== What you have to do ==
Exactly reproduce all the records, keeping pictures out of the copy.

(Stored records)

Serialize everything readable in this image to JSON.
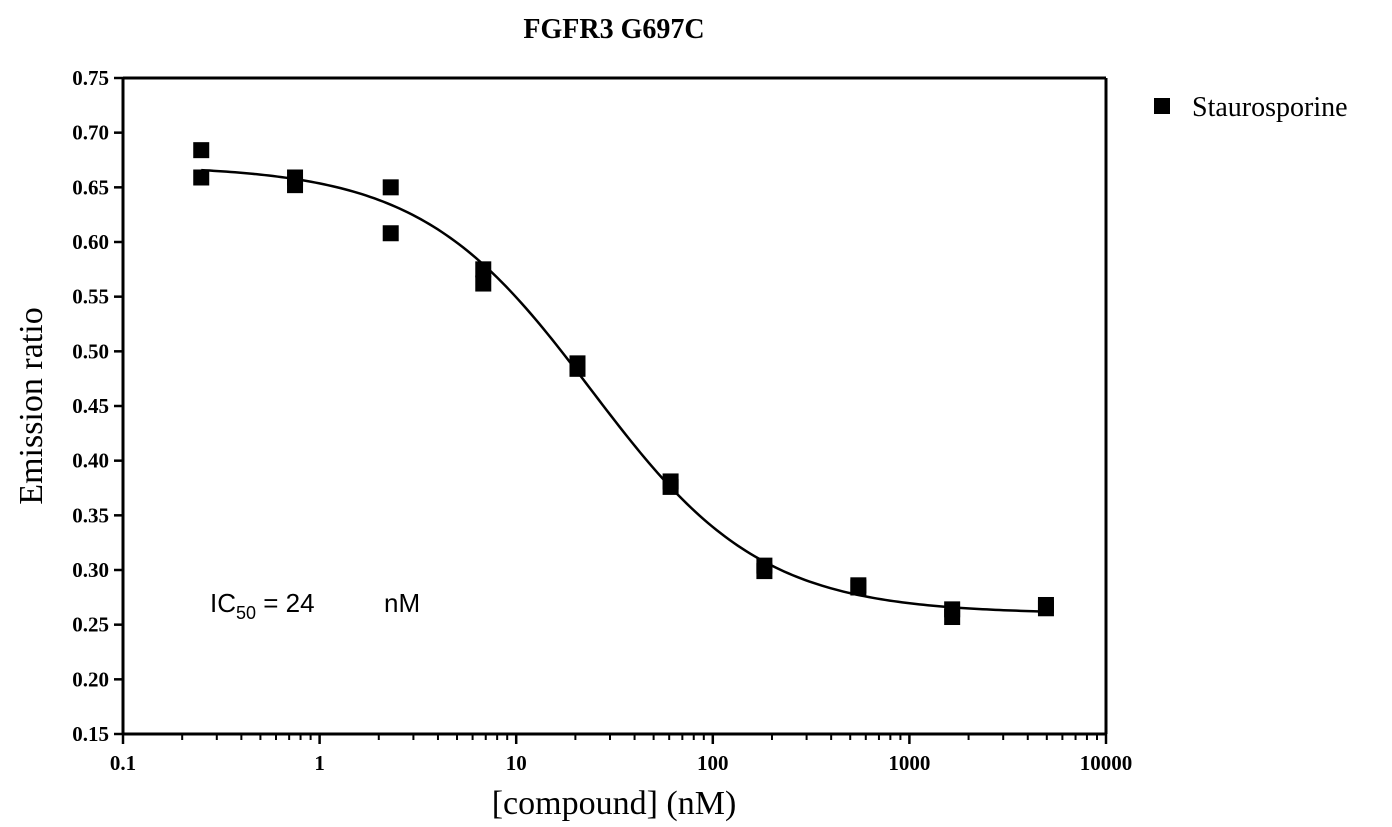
{
  "chart_data": {
    "type": "scatter",
    "title": "FGFR3 G697C",
    "xlabel": "[compound] (nM)",
    "ylabel": "Emission ratio",
    "x_scale": "log",
    "xlim": [
      0.1,
      10000
    ],
    "ylim": [
      0.15,
      0.75
    ],
    "x_ticks": [
      "0.1",
      "1",
      "10",
      "100",
      "1000",
      "10000"
    ],
    "y_ticks": [
      "0.15",
      "0.20",
      "0.25",
      "0.30",
      "0.35",
      "0.40",
      "0.45",
      "0.50",
      "0.55",
      "0.60",
      "0.65",
      "0.70",
      "0.75"
    ],
    "grid": false,
    "legend": {
      "position": "top-right",
      "entries": [
        "Staurosporine"
      ]
    },
    "annotation": {
      "prefix": "IC",
      "subscript": "50",
      "value_text": " = 24",
      "unit": "nM"
    },
    "series": [
      {
        "name": "Staurosporine",
        "marker": "square",
        "color": "#000000",
        "points": [
          [
            0.25,
            0.684
          ],
          [
            0.25,
            0.659
          ],
          [
            0.75,
            0.659
          ],
          [
            0.75,
            0.652
          ],
          [
            2.3,
            0.65
          ],
          [
            2.3,
            0.608
          ],
          [
            6.8,
            0.575
          ],
          [
            6.8,
            0.562
          ],
          [
            20.5,
            0.489
          ],
          [
            20.5,
            0.484
          ],
          [
            61,
            0.381
          ],
          [
            61,
            0.376
          ],
          [
            183,
            0.304
          ],
          [
            183,
            0.299
          ],
          [
            550,
            0.286
          ],
          [
            550,
            0.284
          ],
          [
            1650,
            0.264
          ],
          [
            1650,
            0.257
          ],
          [
            4950,
            0.268
          ],
          [
            4950,
            0.265
          ]
        ]
      }
    ],
    "fit": {
      "model": "four-parameter logistic",
      "top": 0.67,
      "bottom": 0.26,
      "ic50": 24,
      "hill": 1,
      "x_range": [
        0.25,
        4950
      ]
    }
  }
}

== Finished task ==
Serialize everything readable in this image to JSON.
{
  "chart_data": {
    "type": "scatter",
    "title": "FGFR3 G697C",
    "xlabel": "[compound] (nM)",
    "ylabel": "Emission ratio",
    "x_scale": "log",
    "xlim": [
      0.1,
      10000
    ],
    "ylim": [
      0.15,
      0.75
    ],
    "x_ticks": [
      "0.1",
      "1",
      "10",
      "100",
      "1000",
      "10000"
    ],
    "y_ticks": [
      "0.15",
      "0.20",
      "0.25",
      "0.30",
      "0.35",
      "0.40",
      "0.45",
      "0.50",
      "0.55",
      "0.60",
      "0.65",
      "0.70",
      "0.75"
    ],
    "grid": false,
    "legend": {
      "position": "top-right",
      "entries": [
        "Staurosporine"
      ]
    },
    "annotation": {
      "prefix": "IC",
      "subscript": "50",
      "value_text": " = 24",
      "unit": "nM"
    },
    "series": [
      {
        "name": "Staurosporine",
        "marker": "square",
        "color": "#000000",
        "points": [
          [
            0.25,
            0.684
          ],
          [
            0.25,
            0.659
          ],
          [
            0.75,
            0.659
          ],
          [
            0.75,
            0.652
          ],
          [
            2.3,
            0.65
          ],
          [
            2.3,
            0.608
          ],
          [
            6.8,
            0.575
          ],
          [
            6.8,
            0.562
          ],
          [
            20.5,
            0.489
          ],
          [
            20.5,
            0.484
          ],
          [
            61,
            0.381
          ],
          [
            61,
            0.376
          ],
          [
            183,
            0.304
          ],
          [
            183,
            0.299
          ],
          [
            550,
            0.286
          ],
          [
            550,
            0.284
          ],
          [
            1650,
            0.264
          ],
          [
            1650,
            0.257
          ],
          [
            4950,
            0.268
          ],
          [
            4950,
            0.265
          ]
        ]
      }
    ],
    "fit": {
      "model": "four-parameter logistic",
      "top": 0.67,
      "bottom": 0.26,
      "ic50": 24,
      "hill": 1,
      "x_range": [
        0.25,
        4950
      ]
    }
  }
}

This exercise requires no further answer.